* _What is asked_:
Word for word, retype every entry in the listing.
— BEGIN Information given —
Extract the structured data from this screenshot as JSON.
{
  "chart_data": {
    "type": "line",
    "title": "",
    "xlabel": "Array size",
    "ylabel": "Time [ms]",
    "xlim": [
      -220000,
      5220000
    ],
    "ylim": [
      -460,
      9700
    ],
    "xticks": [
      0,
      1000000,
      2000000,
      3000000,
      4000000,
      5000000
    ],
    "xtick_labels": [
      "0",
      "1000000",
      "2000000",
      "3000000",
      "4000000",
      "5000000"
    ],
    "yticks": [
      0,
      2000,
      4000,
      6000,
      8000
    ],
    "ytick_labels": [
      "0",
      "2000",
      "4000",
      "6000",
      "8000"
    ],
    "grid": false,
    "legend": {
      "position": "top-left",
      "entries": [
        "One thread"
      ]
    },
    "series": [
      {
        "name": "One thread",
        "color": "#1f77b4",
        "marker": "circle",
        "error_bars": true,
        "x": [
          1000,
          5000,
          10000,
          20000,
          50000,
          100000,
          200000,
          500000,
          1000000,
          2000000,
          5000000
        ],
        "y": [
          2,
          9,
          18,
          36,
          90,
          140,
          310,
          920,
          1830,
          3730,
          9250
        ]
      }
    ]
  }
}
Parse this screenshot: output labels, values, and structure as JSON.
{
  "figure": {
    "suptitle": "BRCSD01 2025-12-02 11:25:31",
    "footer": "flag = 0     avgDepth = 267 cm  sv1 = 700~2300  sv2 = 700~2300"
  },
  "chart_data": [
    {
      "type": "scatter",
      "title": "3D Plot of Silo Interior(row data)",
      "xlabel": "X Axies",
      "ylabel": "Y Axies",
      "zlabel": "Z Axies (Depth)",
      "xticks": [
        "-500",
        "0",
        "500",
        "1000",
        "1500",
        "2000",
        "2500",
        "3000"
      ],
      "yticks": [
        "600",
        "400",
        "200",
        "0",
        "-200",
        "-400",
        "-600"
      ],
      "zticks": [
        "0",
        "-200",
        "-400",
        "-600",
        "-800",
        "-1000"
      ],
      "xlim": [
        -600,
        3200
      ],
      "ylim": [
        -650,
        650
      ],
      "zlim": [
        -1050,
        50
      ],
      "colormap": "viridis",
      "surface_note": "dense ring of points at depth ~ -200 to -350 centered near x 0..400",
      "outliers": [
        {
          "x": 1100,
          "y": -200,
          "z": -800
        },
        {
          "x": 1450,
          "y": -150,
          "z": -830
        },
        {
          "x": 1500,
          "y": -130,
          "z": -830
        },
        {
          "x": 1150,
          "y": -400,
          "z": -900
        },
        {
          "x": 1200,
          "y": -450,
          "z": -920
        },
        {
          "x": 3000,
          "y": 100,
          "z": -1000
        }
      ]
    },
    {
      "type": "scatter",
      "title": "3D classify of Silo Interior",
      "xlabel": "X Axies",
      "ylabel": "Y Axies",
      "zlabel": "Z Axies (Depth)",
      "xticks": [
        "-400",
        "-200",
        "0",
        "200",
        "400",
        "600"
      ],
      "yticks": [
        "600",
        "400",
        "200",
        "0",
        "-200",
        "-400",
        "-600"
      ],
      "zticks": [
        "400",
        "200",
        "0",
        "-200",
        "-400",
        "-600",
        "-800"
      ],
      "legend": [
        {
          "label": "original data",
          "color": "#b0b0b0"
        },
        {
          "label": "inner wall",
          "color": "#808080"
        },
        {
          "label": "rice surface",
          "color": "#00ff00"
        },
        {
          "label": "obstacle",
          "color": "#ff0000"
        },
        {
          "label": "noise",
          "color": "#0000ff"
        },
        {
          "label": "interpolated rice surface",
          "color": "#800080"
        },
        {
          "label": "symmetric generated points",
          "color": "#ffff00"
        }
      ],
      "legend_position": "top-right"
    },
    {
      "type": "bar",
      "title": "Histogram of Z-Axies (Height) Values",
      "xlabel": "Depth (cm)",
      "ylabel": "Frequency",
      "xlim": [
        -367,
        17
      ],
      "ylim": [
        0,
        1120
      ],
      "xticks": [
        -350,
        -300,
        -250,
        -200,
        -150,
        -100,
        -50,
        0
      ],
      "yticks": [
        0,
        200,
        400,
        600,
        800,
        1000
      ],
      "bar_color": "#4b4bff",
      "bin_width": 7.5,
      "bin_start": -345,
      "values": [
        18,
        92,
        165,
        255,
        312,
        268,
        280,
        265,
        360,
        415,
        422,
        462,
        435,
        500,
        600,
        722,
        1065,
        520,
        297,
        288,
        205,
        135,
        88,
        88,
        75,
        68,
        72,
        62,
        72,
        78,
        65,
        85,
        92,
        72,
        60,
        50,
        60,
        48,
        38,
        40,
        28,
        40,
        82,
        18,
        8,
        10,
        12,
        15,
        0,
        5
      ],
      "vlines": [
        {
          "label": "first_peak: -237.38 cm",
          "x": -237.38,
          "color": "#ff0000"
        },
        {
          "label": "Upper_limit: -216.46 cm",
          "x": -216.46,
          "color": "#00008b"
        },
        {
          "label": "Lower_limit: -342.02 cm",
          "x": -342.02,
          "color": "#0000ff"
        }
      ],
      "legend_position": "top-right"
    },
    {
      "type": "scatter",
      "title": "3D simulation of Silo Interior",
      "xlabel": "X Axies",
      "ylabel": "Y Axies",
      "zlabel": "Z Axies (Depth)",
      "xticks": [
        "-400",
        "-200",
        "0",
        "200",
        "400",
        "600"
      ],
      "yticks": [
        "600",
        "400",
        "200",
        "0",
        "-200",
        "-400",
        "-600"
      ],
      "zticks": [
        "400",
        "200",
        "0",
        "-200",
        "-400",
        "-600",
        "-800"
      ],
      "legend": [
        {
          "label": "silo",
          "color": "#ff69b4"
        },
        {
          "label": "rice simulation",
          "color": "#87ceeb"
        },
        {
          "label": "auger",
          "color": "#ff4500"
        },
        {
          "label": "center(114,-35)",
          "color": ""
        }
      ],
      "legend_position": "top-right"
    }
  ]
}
— END Information given —
* _Result of this exercise_:
Extract the structured data from this screenshot as JSON.
{
  "chart_data": {
    "type": "line",
    "title": "",
    "xlabel": "Array size",
    "ylabel": "Time [ms]",
    "xlim": [
      -220000,
      5220000
    ],
    "ylim": [
      -460,
      9700
    ],
    "xticks": [
      0,
      1000000,
      2000000,
      3000000,
      4000000,
      5000000
    ],
    "xtick_labels": [
      "0",
      "1000000",
      "2000000",
      "3000000",
      "4000000",
      "5000000"
    ],
    "yticks": [
      0,
      2000,
      4000,
      6000,
      8000
    ],
    "ytick_labels": [
      "0",
      "2000",
      "4000",
      "6000",
      "8000"
    ],
    "grid": false,
    "legend": {
      "position": "top-left",
      "entries": [
        "One thread"
      ]
    },
    "series": [
      {
        "name": "One thread",
        "color": "#1f77b4",
        "marker": "circle",
        "error_bars": true,
        "x": [
          1000,
          5000,
          10000,
          20000,
          50000,
          100000,
          200000,
          500000,
          1000000,
          2000000,
          5000000
        ],
        "y": [
          2,
          9,
          18,
          36,
          90,
          140,
          310,
          920,
          1830,
          3730,
          9250
        ]
      }
    ]
  }
}
Parse this screenshot: output labels, values, and structure as JSON.
{
  "figure": {
    "suptitle": "BRCSD01 2025-12-02 11:25:31",
    "footer": "flag = 0     avgDepth = 267 cm  sv1 = 700~2300  sv2 = 700~2300"
  },
  "chart_data": [
    {
      "type": "scatter",
      "title": "3D Plot of Silo Interior(row data)",
      "xlabel": "X Axies",
      "ylabel": "Y Axies",
      "zlabel": "Z Axies (Depth)",
      "xticks": [
        "-500",
        "0",
        "500",
        "1000",
        "1500",
        "2000",
        "2500",
        "3000"
      ],
      "yticks": [
        "600",
        "400",
        "200",
        "0",
        "-200",
        "-400",
        "-600"
      ],
      "zticks": [
        "0",
        "-200",
        "-400",
        "-600",
        "-800",
        "-1000"
      ],
      "xlim": [
        -600,
        3200
      ],
      "ylim": [
        -650,
        650
      ],
      "zlim": [
        -1050,
        50
      ],
      "colormap": "viridis",
      "surface_note": "dense ring of points at depth ~ -200 to -350 centered near x 0..400",
      "outliers": [
        {
          "x": 1100,
          "y": -200,
          "z": -800
        },
        {
          "x": 1450,
          "y": -150,
          "z": -830
        },
        {
          "x": 1500,
          "y": -130,
          "z": -830
        },
        {
          "x": 1150,
          "y": -400,
          "z": -900
        },
        {
          "x": 1200,
          "y": -450,
          "z": -920
        },
        {
          "x": 3000,
          "y": 100,
          "z": -1000
        }
      ]
    },
    {
      "type": "scatter",
      "title": "3D classify of Silo Interior",
      "xlabel": "X Axies",
      "ylabel": "Y Axies",
      "zlabel": "Z Axies (Depth)",
      "xticks": [
        "-400",
        "-200",
        "0",
        "200",
        "400",
        "600"
      ],
      "yticks": [
        "600",
        "400",
        "200",
        "0",
        "-200",
        "-400",
        "-600"
      ],
      "zticks": [
        "400",
        "200",
        "0",
        "-200",
        "-400",
        "-600",
        "-800"
      ],
      "legend": [
        {
          "label": "original data",
          "color": "#b0b0b0"
        },
        {
          "label": "inner wall",
          "color": "#808080"
        },
        {
          "label": "rice surface",
          "color": "#00ff00"
        },
        {
          "label": "obstacle",
          "color": "#ff0000"
        },
        {
          "label": "noise",
          "color": "#0000ff"
        },
        {
          "label": "interpolated rice surface",
          "color": "#800080"
        },
        {
          "label": "symmetric generated points",
          "color": "#ffff00"
        }
      ],
      "legend_position": "top-right"
    },
    {
      "type": "bar",
      "title": "Histogram of Z-Axies (Height) Values",
      "xlabel": "Depth (cm)",
      "ylabel": "Frequency",
      "xlim": [
        -367,
        17
      ],
      "ylim": [
        0,
        1120
      ],
      "xticks": [
        -350,
        -300,
        -250,
        -200,
        -150,
        -100,
        -50,
        0
      ],
      "yticks": [
        0,
        200,
        400,
        600,
        800,
        1000
      ],
      "bar_color": "#4b4bff",
      "bin_width": 7.5,
      "bin_start": -345,
      "values": [
        18,
        92,
        165,
        255,
        312,
        268,
        280,
        265,
        360,
        415,
        422,
        462,
        435,
        500,
        600,
        722,
        1065,
        520,
        297,
        288,
        205,
        135,
        88,
        88,
        75,
        68,
        72,
        62,
        72,
        78,
        65,
        85,
        92,
        72,
        60,
        50,
        60,
        48,
        38,
        40,
        28,
        40,
        82,
        18,
        8,
        10,
        12,
        15,
        0,
        5
      ],
      "vlines": [
        {
          "label": "first_peak: -237.38 cm",
          "x": -237.38,
          "color": "#ff0000"
        },
        {
          "label": "Upper_limit: -216.46 cm",
          "x": -216.46,
          "color": "#00008b"
        },
        {
          "label": "Lower_limit: -342.02 cm",
          "x": -342.02,
          "color": "#0000ff"
        }
      ],
      "legend_position": "top-right"
    },
    {
      "type": "scatter",
      "title": "3D simulation of Silo Interior",
      "xlabel": "X Axies",
      "ylabel": "Y Axies",
      "zlabel": "Z Axies (Depth)",
      "xticks": [
        "-400",
        "-200",
        "0",
        "200",
        "400",
        "600"
      ],
      "yticks": [
        "600",
        "400",
        "200",
        "0",
        "-200",
        "-400",
        "-600"
      ],
      "zticks": [
        "400",
        "200",
        "0",
        "-200",
        "-400",
        "-600",
        "-800"
      ],
      "legend": [
        {
          "label": "silo",
          "color": "#ff69b4"
        },
        {
          "label": "rice simulation",
          "color": "#87ceeb"
        },
        {
          "label": "auger",
          "color": "#ff4500"
        },
        {
          "label": "center(114,-35)",
          "color": ""
        }
      ],
      "legend_position": "top-right"
    }
  ]
}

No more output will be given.